• _Exercise_:
Every record below should be transcribed exactly. Omit the images.
**** Material for this task
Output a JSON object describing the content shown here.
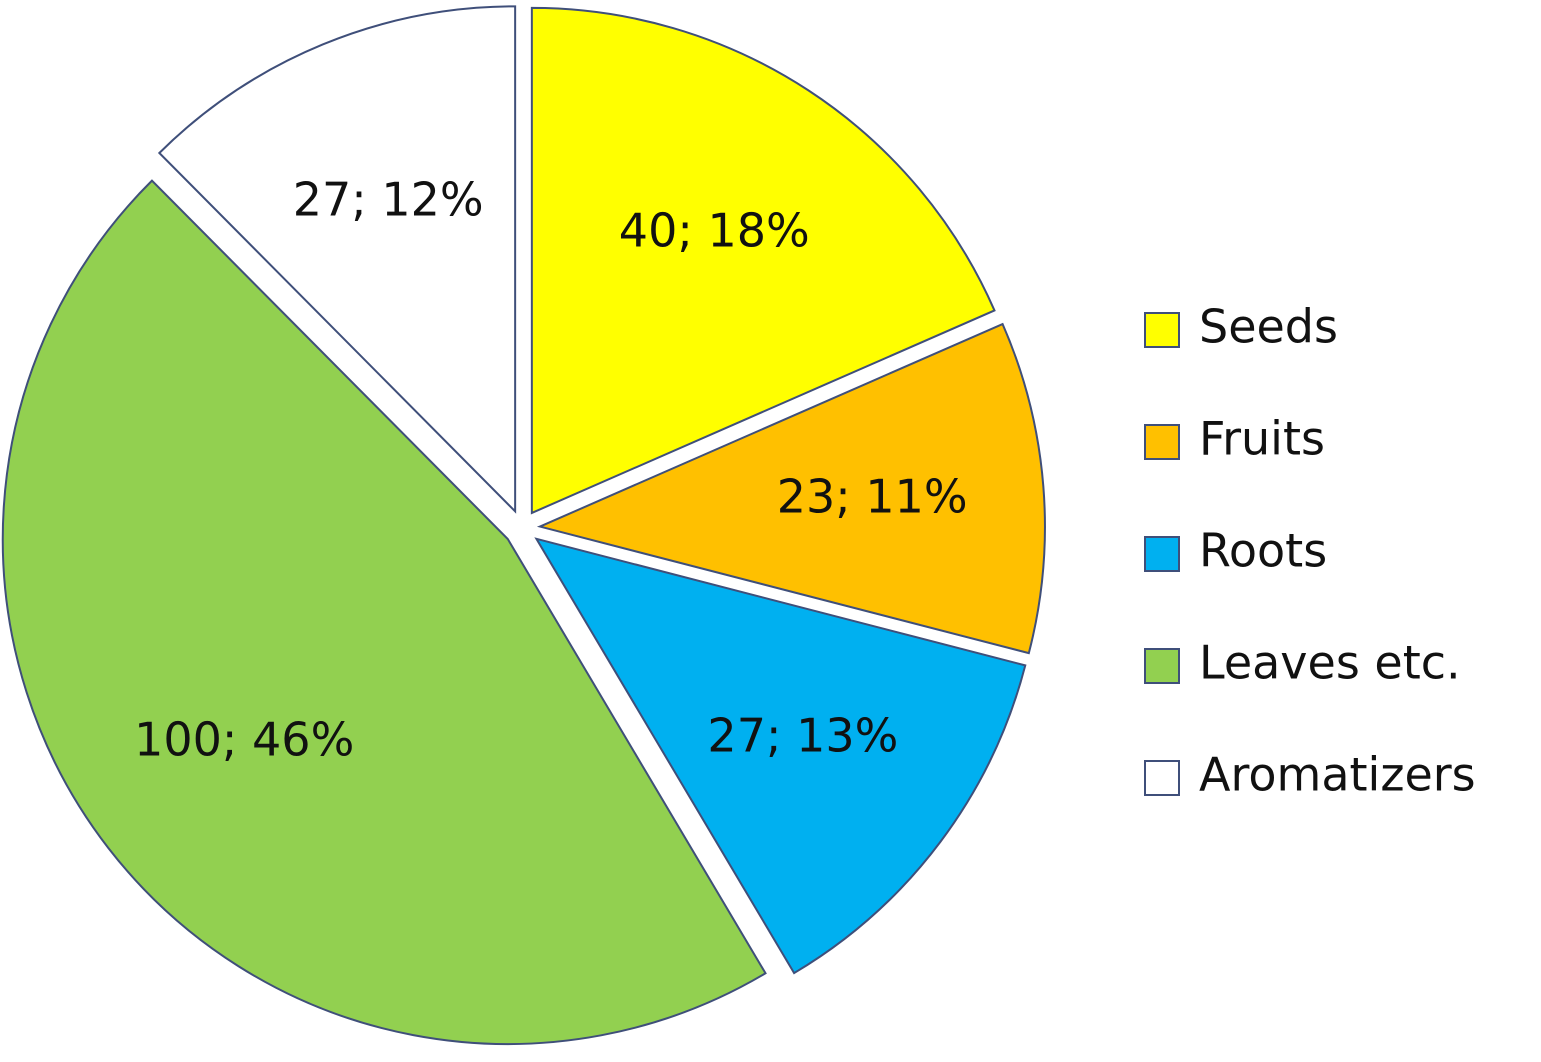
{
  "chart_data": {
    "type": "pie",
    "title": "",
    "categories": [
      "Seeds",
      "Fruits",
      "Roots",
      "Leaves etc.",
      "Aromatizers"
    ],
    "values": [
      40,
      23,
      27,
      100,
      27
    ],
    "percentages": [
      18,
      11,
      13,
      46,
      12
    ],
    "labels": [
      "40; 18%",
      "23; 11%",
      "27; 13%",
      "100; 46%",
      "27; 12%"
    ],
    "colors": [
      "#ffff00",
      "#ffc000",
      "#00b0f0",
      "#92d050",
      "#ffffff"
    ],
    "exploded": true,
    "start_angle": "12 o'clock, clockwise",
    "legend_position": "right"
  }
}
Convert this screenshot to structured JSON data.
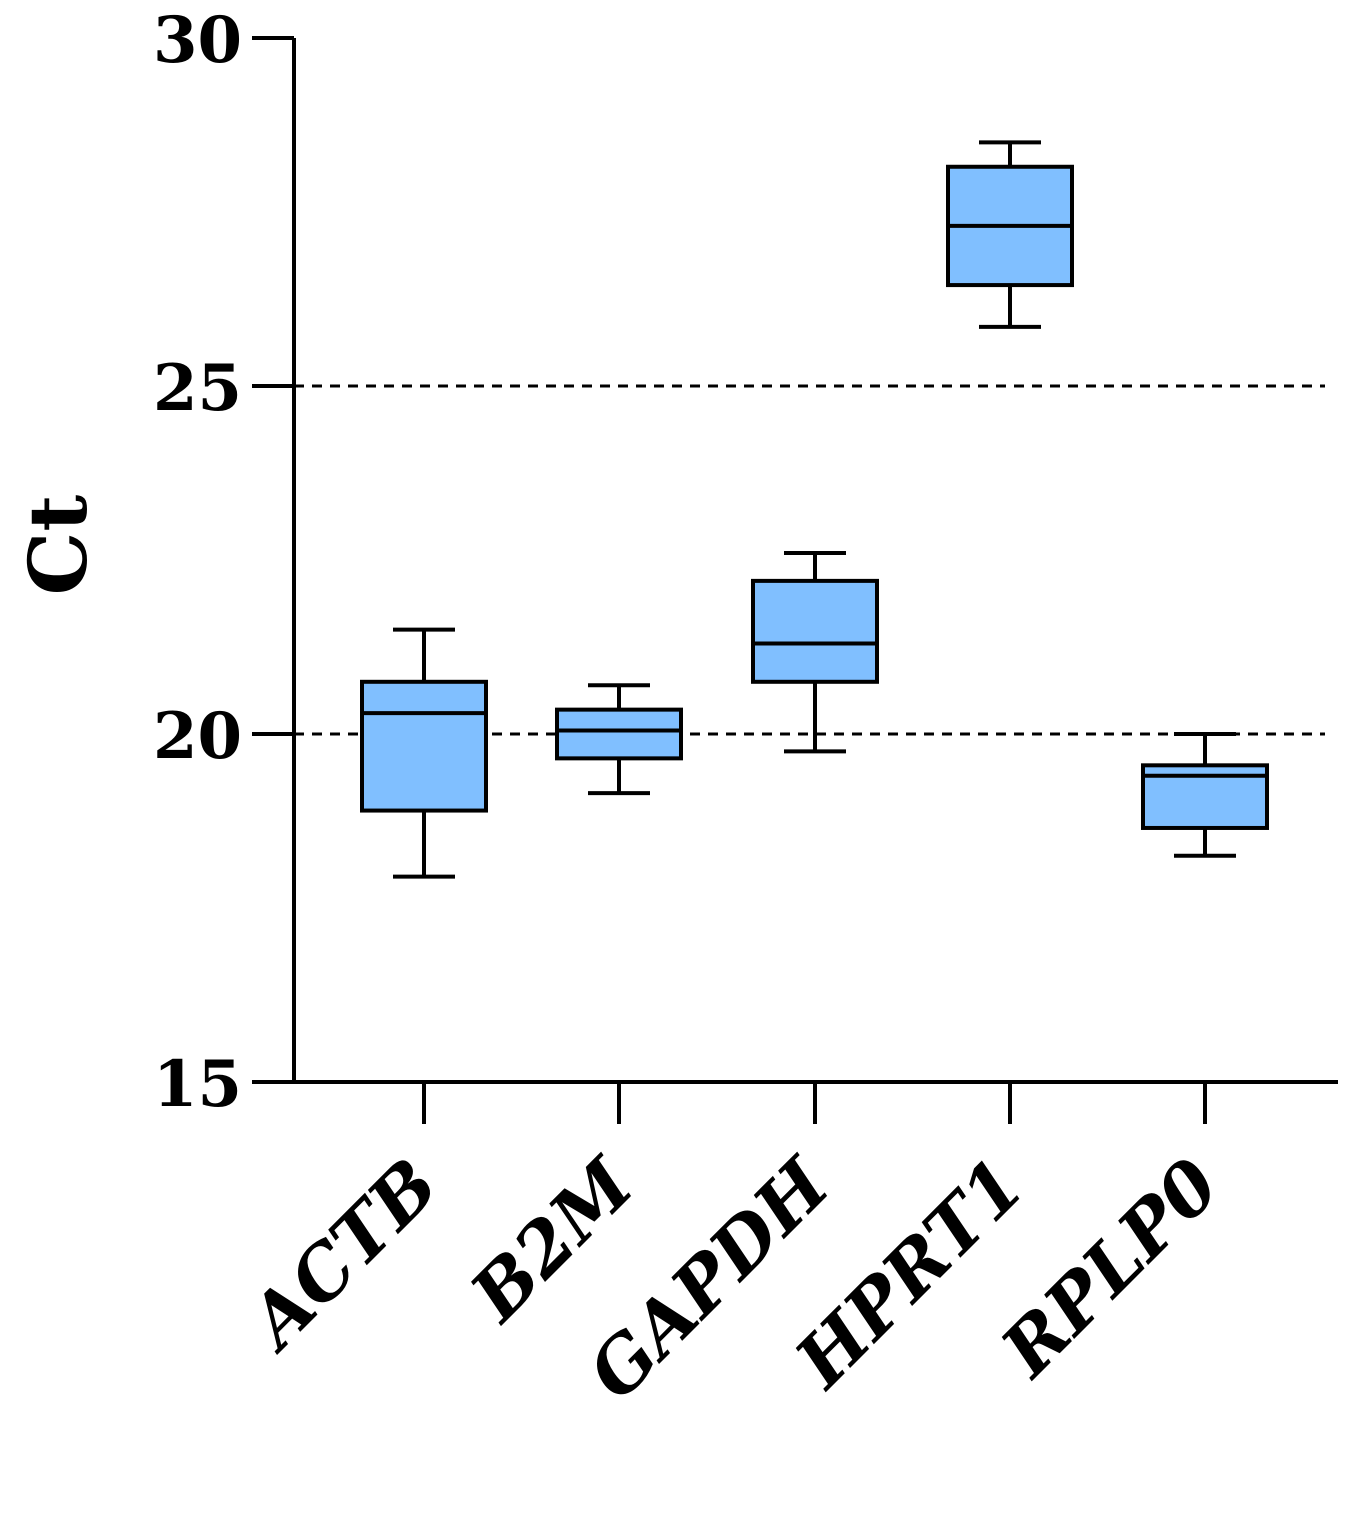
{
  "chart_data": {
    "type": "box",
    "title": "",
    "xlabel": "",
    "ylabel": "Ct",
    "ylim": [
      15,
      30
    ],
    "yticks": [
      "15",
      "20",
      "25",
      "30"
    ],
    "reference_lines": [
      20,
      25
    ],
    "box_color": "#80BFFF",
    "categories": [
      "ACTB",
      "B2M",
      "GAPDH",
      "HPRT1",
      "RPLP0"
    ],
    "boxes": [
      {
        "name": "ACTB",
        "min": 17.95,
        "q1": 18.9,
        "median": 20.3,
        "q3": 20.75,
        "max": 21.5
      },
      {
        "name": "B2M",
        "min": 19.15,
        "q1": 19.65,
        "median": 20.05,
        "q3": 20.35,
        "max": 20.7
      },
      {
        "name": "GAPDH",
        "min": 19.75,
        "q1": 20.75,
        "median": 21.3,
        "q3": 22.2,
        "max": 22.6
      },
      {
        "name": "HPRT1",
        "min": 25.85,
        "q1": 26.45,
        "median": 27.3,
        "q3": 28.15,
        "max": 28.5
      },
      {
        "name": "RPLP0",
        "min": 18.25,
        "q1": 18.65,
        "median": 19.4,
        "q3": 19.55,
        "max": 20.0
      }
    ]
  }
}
********
• _Output for this exercise_:
Output a JSON object describing the content shown here.
{
  "chart_data": {
    "type": "pie",
    "title": "",
    "categories": [
      "Seeds",
      "Fruits",
      "Roots",
      "Leaves etc.",
      "Aromatizers"
    ],
    "values": [
      40,
      23,
      27,
      100,
      27
    ],
    "percentages": [
      18,
      11,
      13,
      46,
      12
    ],
    "labels": [
      "40; 18%",
      "23; 11%",
      "27; 13%",
      "100; 46%",
      "27; 12%"
    ],
    "colors": [
      "#ffff00",
      "#ffc000",
      "#00b0f0",
      "#92d050",
      "#ffffff"
    ],
    "exploded": true,
    "start_angle": "12 o'clock, clockwise",
    "legend_position": "right"
  }
}
Convert this screenshot to structured JSON data.
{
  "chart_data": {
    "type": "box",
    "title": "",
    "xlabel": "",
    "ylabel": "Ct",
    "ylim": [
      15,
      30
    ],
    "yticks": [
      "15",
      "20",
      "25",
      "30"
    ],
    "reference_lines": [
      20,
      25
    ],
    "box_color": "#80BFFF",
    "categories": [
      "ACTB",
      "B2M",
      "GAPDH",
      "HPRT1",
      "RPLP0"
    ],
    "boxes": [
      {
        "name": "ACTB",
        "min": 17.95,
        "q1": 18.9,
        "median": 20.3,
        "q3": 20.75,
        "max": 21.5
      },
      {
        "name": "B2M",
        "min": 19.15,
        "q1": 19.65,
        "median": 20.05,
        "q3": 20.35,
        "max": 20.7
      },
      {
        "name": "GAPDH",
        "min": 19.75,
        "q1": 20.75,
        "median": 21.3,
        "q3": 22.2,
        "max": 22.6
      },
      {
        "name": "HPRT1",
        "min": 25.85,
        "q1": 26.45,
        "median": 27.3,
        "q3": 28.15,
        "max": 28.5
      },
      {
        "name": "RPLP0",
        "min": 18.25,
        "q1": 18.65,
        "median": 19.4,
        "q3": 19.55,
        "max": 20.0
      }
    ]
  }
}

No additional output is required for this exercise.